_Exercise prompt_: Whenever a line below holds the word "scale", copy that line.

_Data to process_:
────────

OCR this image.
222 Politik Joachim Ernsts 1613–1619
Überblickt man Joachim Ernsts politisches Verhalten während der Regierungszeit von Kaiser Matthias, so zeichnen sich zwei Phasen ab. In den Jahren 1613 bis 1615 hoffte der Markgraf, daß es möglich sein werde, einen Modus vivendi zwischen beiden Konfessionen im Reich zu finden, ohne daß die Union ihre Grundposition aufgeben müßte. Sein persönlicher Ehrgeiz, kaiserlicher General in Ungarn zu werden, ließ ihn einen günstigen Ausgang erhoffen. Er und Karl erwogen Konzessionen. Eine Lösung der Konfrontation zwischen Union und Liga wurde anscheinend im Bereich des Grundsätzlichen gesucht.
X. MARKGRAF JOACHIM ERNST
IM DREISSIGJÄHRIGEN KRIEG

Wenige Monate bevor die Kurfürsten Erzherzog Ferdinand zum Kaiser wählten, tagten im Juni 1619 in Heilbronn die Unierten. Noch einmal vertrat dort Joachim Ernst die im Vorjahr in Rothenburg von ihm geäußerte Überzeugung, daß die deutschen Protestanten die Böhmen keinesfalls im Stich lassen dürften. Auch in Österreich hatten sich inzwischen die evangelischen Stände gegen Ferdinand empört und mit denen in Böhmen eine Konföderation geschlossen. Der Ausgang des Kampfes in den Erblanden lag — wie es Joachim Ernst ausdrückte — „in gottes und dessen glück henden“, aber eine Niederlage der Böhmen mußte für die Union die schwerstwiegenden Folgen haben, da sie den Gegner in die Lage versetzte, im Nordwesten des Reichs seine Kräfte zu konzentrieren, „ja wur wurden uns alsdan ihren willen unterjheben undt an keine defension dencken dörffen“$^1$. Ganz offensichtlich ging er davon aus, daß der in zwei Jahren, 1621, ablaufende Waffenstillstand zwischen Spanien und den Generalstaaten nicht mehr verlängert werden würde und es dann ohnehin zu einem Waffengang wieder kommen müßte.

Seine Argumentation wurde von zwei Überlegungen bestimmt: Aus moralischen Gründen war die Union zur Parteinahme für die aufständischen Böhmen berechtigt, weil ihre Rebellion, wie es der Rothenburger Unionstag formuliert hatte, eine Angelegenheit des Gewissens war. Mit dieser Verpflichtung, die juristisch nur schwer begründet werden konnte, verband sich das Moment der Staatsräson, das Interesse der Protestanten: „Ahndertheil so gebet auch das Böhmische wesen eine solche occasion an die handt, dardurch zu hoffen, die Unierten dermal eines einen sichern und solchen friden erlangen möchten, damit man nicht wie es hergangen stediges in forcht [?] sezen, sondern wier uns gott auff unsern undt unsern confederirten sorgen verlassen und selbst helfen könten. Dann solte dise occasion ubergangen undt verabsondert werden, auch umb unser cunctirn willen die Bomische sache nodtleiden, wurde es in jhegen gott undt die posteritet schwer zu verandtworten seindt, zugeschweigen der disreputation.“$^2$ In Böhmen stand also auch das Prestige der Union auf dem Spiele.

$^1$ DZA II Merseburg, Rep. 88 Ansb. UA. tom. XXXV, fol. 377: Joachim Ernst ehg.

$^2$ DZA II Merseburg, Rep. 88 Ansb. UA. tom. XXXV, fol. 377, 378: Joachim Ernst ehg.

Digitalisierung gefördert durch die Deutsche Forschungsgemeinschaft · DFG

────────

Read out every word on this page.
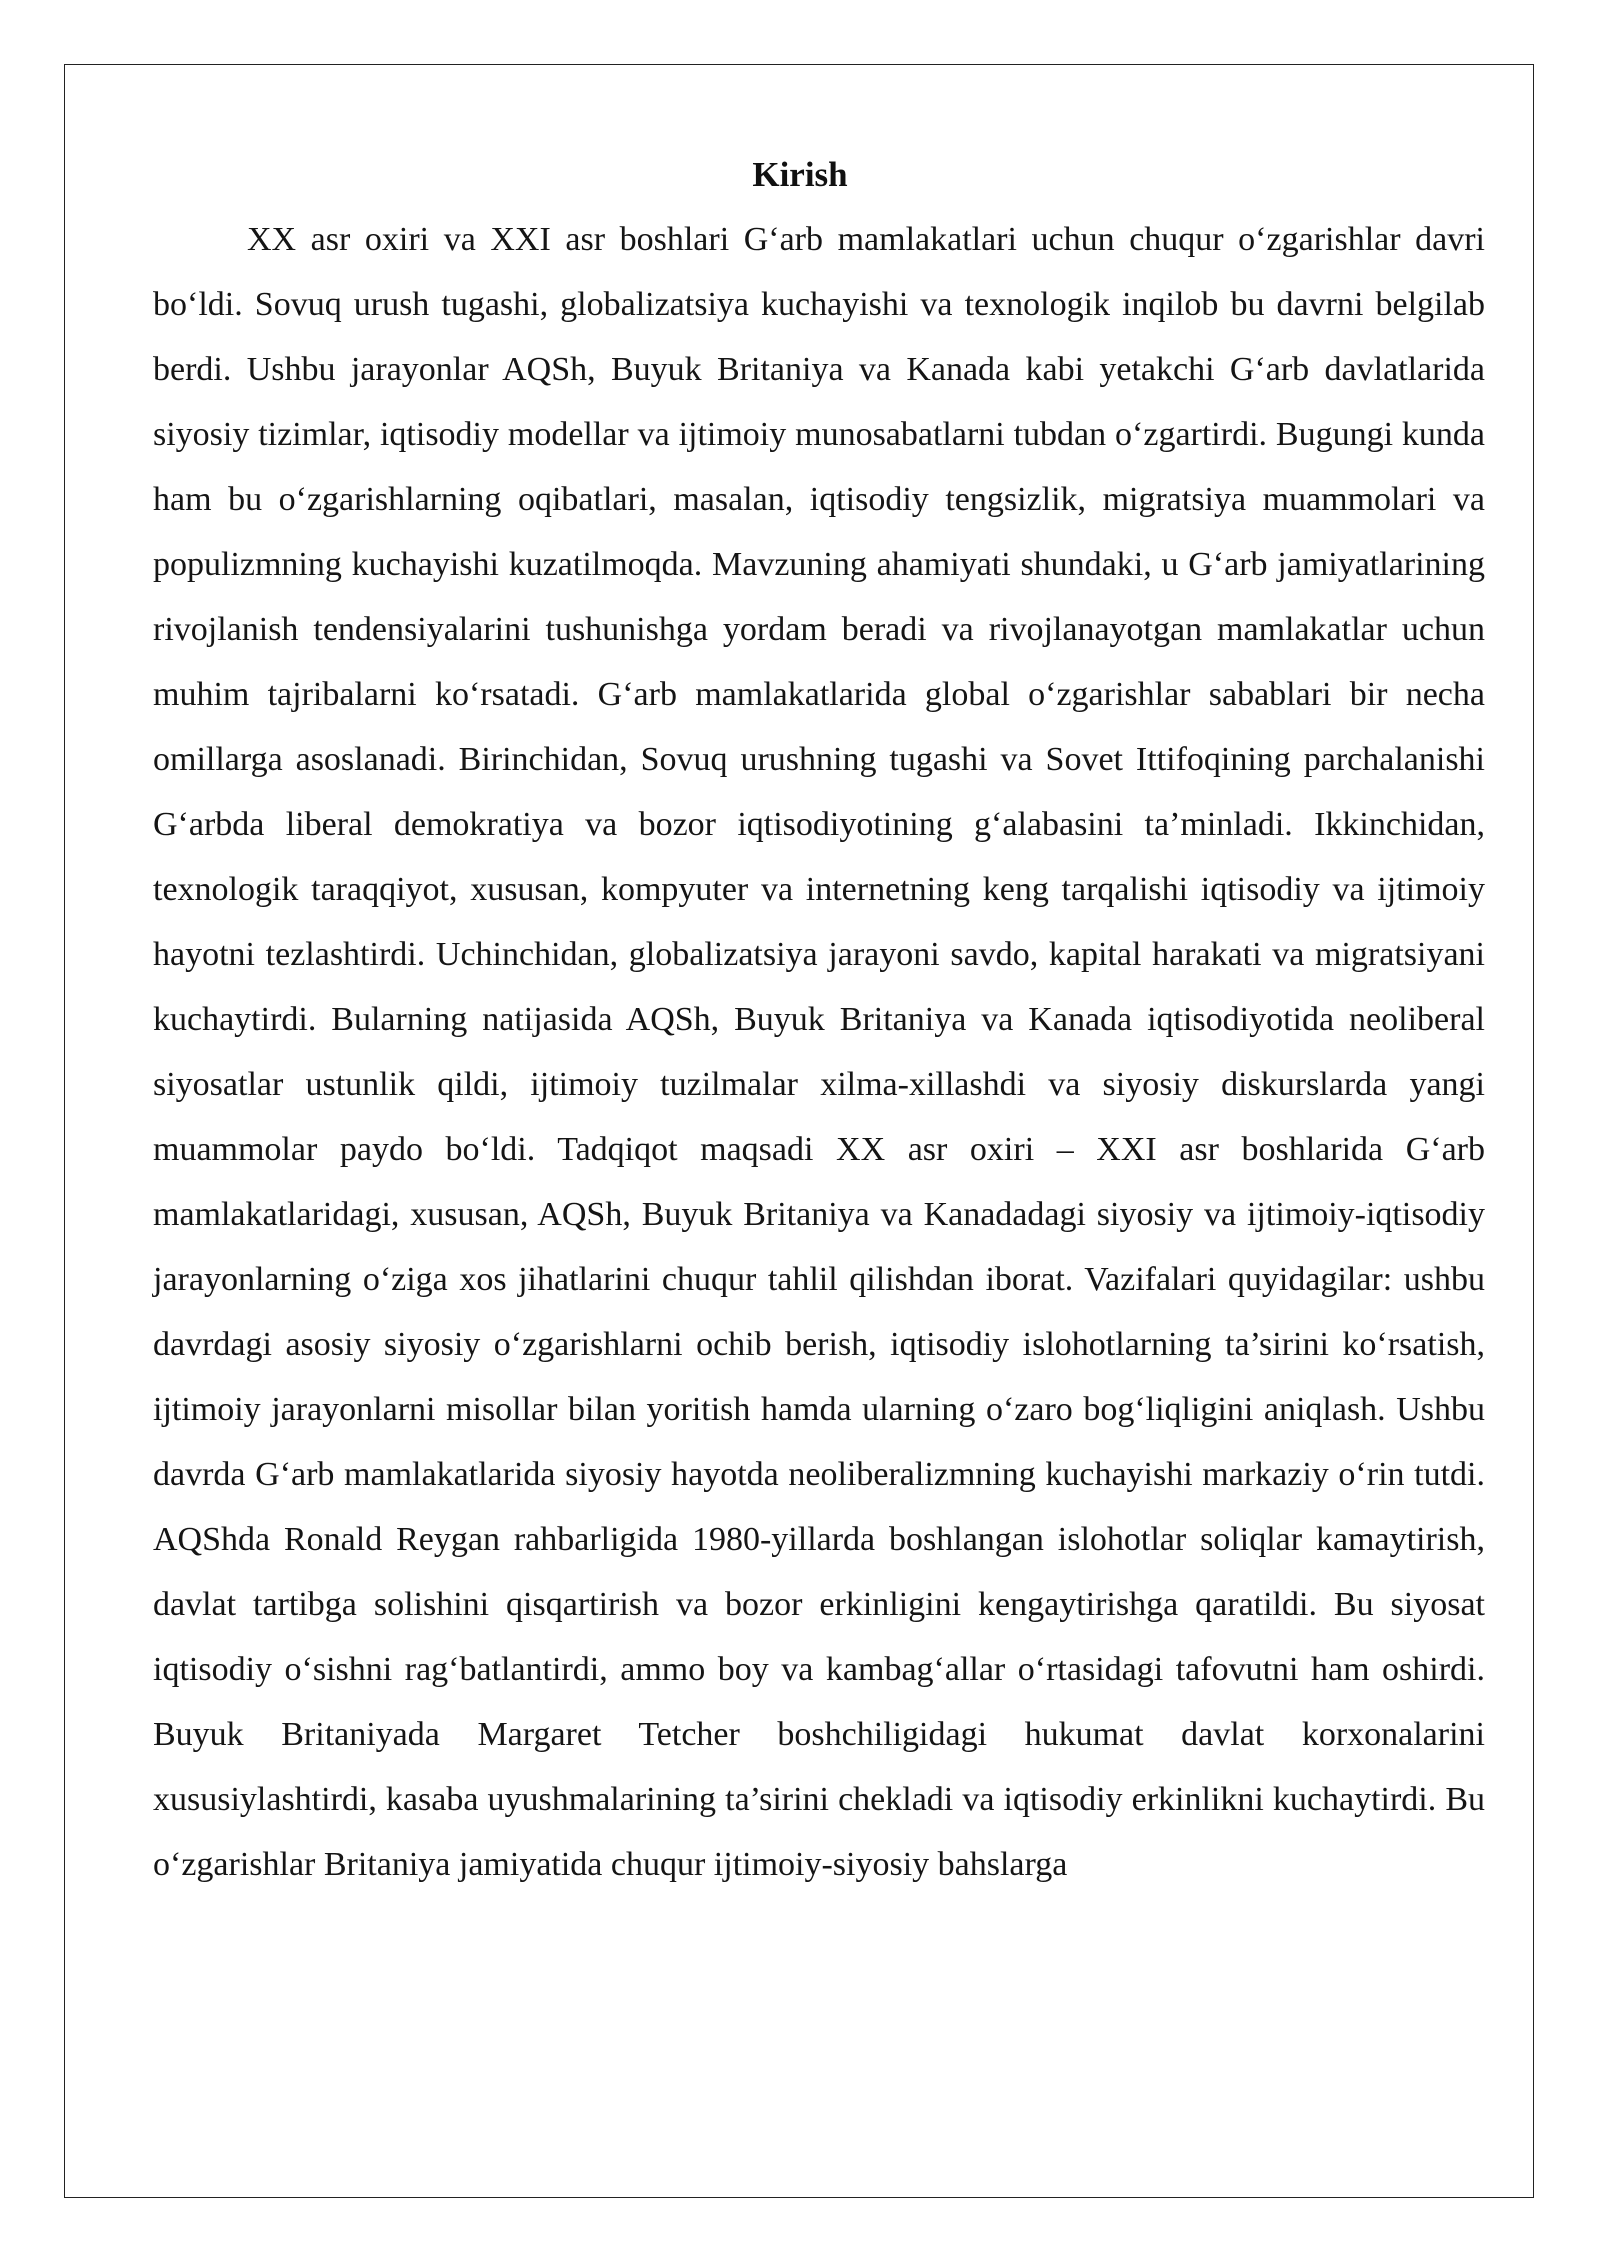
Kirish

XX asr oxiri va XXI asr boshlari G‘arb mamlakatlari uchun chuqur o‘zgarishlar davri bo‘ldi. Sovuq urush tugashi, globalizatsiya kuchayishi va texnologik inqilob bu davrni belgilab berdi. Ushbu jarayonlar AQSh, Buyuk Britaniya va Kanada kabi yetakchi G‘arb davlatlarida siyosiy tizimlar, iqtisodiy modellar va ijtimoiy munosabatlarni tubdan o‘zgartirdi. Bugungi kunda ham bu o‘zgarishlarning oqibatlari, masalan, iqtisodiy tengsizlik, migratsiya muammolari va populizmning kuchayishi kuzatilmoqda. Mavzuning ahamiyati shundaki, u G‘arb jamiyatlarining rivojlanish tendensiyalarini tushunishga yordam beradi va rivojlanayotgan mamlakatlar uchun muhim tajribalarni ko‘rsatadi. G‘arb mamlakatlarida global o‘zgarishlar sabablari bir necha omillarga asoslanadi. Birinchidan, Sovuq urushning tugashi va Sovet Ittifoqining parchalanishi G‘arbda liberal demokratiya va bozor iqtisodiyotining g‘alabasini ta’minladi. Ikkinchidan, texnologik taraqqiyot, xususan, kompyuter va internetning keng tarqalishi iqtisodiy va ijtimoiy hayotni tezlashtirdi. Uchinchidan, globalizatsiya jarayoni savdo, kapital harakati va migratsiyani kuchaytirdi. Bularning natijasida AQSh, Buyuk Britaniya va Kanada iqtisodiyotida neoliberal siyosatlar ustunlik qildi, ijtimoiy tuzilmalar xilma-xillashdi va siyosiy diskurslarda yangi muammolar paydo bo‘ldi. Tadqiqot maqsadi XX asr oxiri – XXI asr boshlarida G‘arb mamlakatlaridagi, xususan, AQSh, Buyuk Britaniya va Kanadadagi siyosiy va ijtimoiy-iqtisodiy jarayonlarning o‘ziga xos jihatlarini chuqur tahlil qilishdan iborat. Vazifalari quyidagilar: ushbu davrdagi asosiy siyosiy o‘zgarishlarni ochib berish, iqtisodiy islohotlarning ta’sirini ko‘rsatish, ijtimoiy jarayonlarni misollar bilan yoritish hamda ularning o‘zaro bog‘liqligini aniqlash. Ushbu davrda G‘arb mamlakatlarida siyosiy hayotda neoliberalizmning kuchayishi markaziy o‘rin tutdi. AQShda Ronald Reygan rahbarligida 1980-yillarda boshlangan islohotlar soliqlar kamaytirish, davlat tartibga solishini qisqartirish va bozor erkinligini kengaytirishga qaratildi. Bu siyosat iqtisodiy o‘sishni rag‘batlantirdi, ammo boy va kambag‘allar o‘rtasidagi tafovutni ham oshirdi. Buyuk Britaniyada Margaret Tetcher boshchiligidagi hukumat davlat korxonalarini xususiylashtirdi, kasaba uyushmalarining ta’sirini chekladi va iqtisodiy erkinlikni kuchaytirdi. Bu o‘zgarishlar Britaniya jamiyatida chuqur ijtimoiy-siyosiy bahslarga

────────

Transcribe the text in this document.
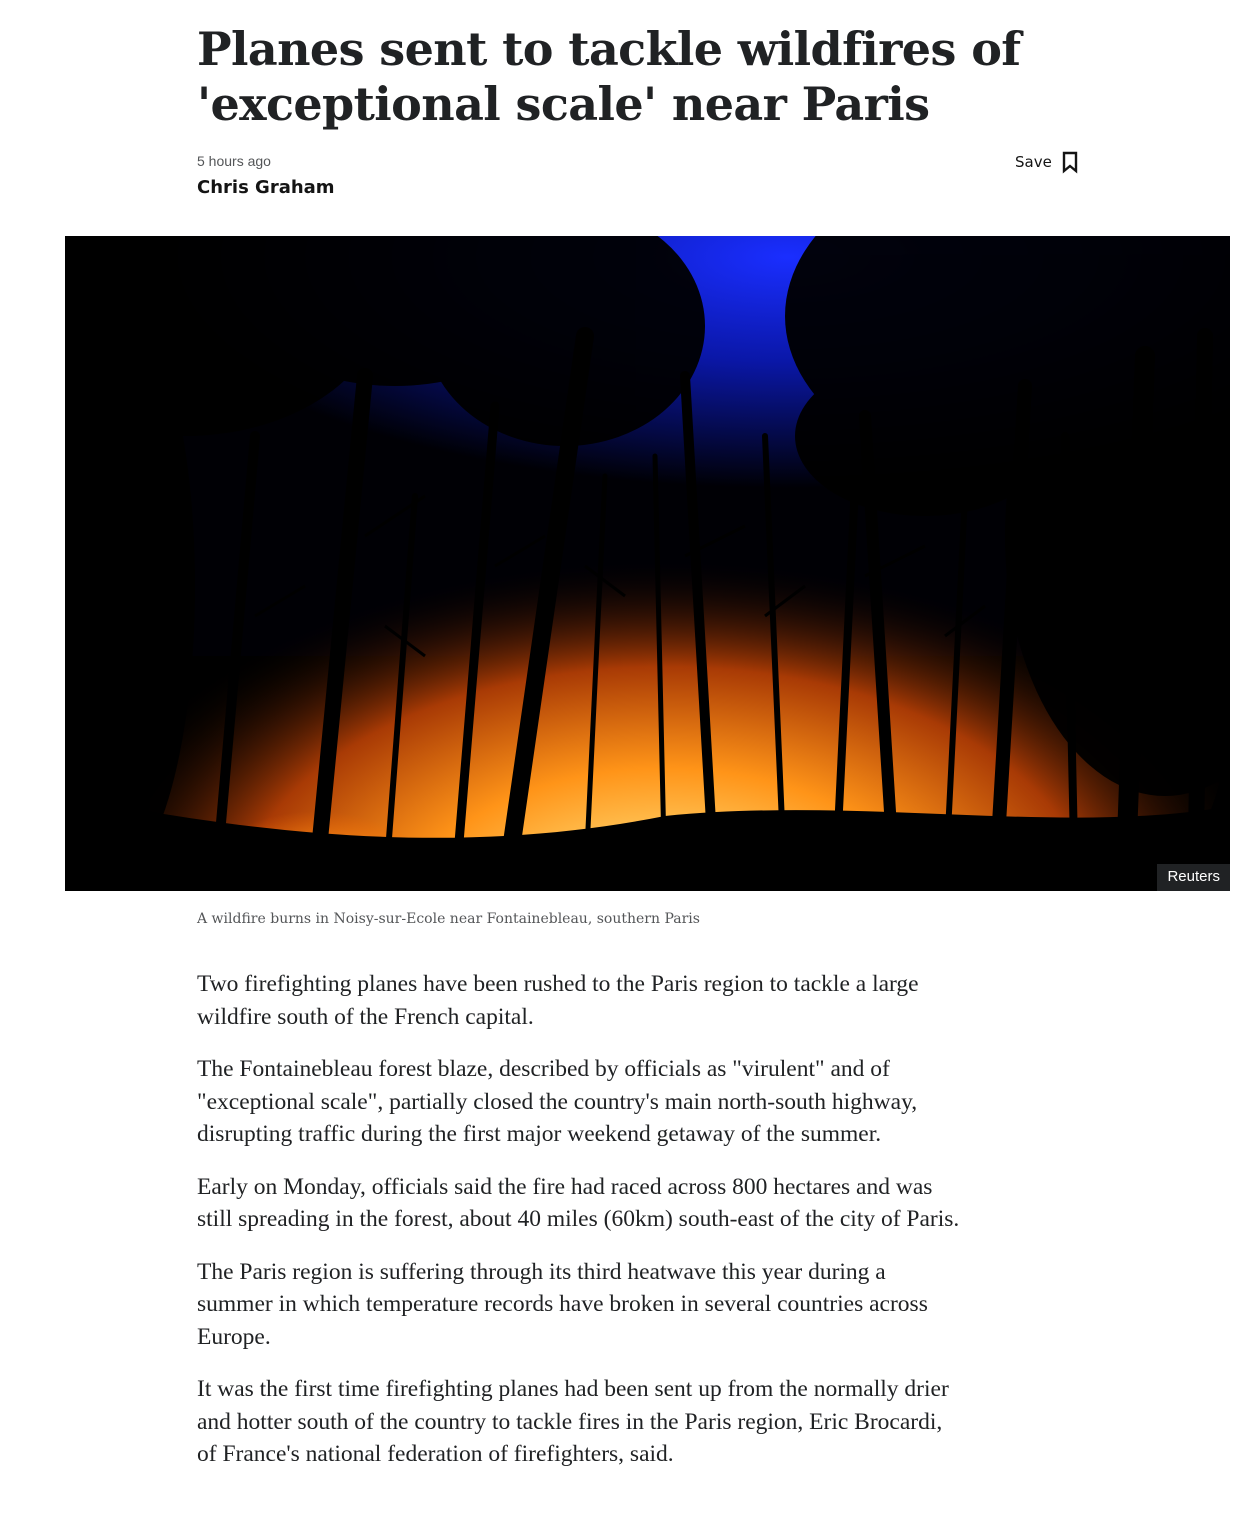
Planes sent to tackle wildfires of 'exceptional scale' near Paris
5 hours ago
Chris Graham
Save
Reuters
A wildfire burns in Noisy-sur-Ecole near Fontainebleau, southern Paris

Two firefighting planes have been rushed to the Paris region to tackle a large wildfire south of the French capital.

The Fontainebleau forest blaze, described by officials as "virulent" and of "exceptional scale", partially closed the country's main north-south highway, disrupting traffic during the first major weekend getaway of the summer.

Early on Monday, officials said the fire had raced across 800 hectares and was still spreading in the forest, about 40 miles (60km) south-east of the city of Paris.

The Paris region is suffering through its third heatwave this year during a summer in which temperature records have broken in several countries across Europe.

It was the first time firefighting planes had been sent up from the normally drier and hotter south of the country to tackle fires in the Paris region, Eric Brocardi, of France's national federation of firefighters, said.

────────

_Answer in full_:
Planes sent to tackle wildfires of 'exceptional scale' near Paris
The Fontainebleau forest blaze, described by officials as "virulent" and of "exceptional scale", partially closed the country's main north-south highway, disrupting traffic during the first major weekend getaway of the summer.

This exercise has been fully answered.